Saved entries:
━━━
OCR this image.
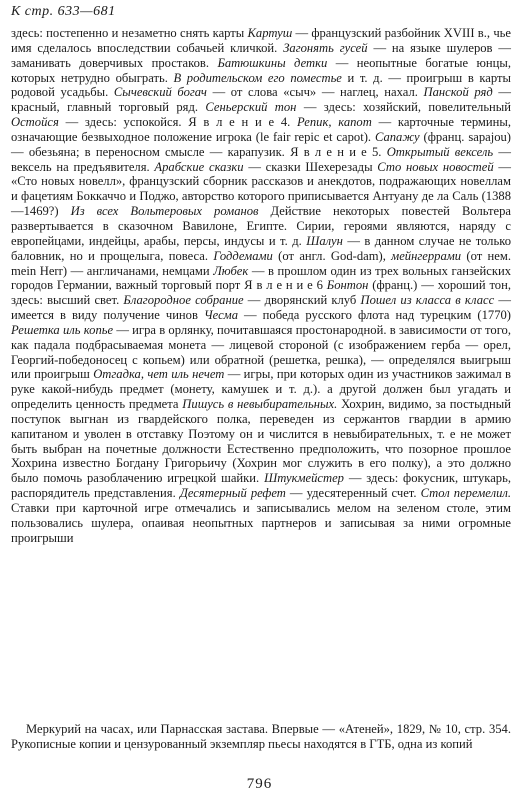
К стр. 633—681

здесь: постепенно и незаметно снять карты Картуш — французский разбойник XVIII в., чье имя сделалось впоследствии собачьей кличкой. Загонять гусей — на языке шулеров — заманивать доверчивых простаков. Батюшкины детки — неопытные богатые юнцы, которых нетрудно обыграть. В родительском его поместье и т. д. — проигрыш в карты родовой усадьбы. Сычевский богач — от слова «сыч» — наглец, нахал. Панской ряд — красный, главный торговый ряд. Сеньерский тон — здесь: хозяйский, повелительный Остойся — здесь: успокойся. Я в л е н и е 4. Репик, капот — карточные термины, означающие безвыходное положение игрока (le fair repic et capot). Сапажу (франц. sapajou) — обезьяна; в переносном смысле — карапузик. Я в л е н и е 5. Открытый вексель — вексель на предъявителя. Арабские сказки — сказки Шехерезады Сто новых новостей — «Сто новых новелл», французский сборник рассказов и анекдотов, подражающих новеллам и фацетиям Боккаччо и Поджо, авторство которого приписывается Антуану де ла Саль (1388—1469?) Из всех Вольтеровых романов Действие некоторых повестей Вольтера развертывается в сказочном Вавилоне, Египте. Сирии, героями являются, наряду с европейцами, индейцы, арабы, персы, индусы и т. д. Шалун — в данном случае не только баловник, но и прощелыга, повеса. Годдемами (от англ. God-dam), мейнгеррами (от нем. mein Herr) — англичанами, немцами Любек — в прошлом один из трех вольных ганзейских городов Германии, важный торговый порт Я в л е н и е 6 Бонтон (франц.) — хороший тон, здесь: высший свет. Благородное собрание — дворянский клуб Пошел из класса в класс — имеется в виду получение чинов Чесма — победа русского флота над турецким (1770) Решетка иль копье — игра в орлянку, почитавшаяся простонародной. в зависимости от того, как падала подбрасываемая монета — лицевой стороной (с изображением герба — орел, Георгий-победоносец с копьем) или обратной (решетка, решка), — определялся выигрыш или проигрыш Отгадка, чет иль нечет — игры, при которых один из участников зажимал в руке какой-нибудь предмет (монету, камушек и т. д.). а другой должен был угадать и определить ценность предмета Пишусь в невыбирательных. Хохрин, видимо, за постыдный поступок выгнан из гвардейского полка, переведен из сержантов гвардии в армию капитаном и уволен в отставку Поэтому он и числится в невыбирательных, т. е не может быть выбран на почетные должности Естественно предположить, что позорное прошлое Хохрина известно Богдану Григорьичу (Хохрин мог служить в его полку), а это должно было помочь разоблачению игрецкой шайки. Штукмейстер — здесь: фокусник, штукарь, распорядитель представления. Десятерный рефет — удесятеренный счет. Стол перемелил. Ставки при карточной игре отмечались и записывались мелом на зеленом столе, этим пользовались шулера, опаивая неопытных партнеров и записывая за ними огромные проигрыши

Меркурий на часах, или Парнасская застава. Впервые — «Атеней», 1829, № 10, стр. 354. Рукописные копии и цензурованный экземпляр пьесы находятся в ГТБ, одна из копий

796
━━━
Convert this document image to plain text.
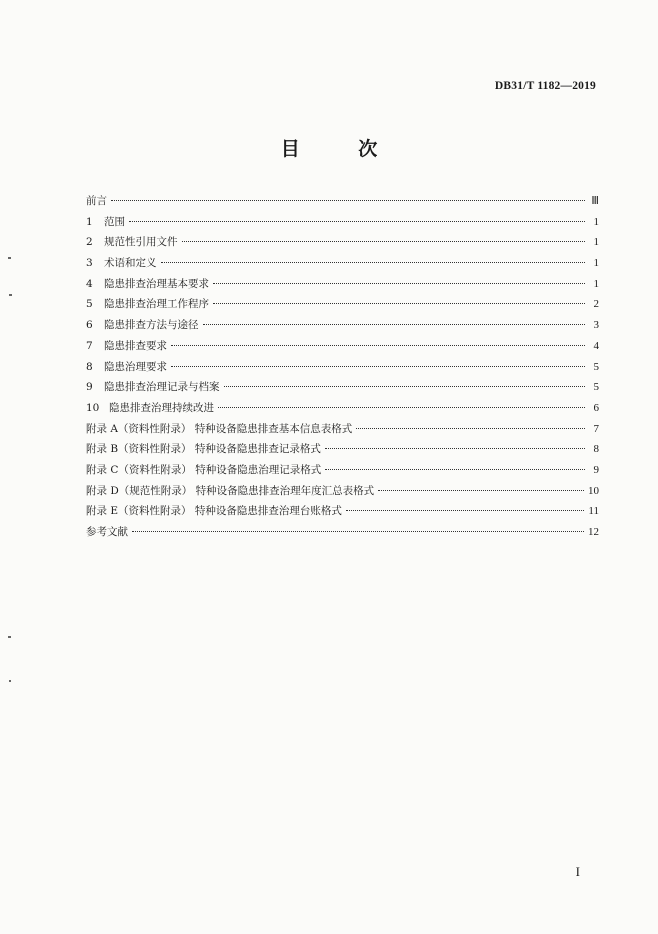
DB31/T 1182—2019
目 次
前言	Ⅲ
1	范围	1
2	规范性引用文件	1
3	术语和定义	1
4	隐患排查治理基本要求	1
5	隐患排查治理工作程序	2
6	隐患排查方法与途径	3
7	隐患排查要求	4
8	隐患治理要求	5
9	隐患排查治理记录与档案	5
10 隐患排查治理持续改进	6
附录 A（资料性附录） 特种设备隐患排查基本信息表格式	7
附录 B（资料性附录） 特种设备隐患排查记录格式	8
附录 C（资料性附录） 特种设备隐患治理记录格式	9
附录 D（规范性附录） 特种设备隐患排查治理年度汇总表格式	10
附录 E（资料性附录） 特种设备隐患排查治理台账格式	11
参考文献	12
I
━━━
What you will do:
Show the lines of the records that include the string "this".

Exercise solution:
OCR this image.
Convert this document image to plain text.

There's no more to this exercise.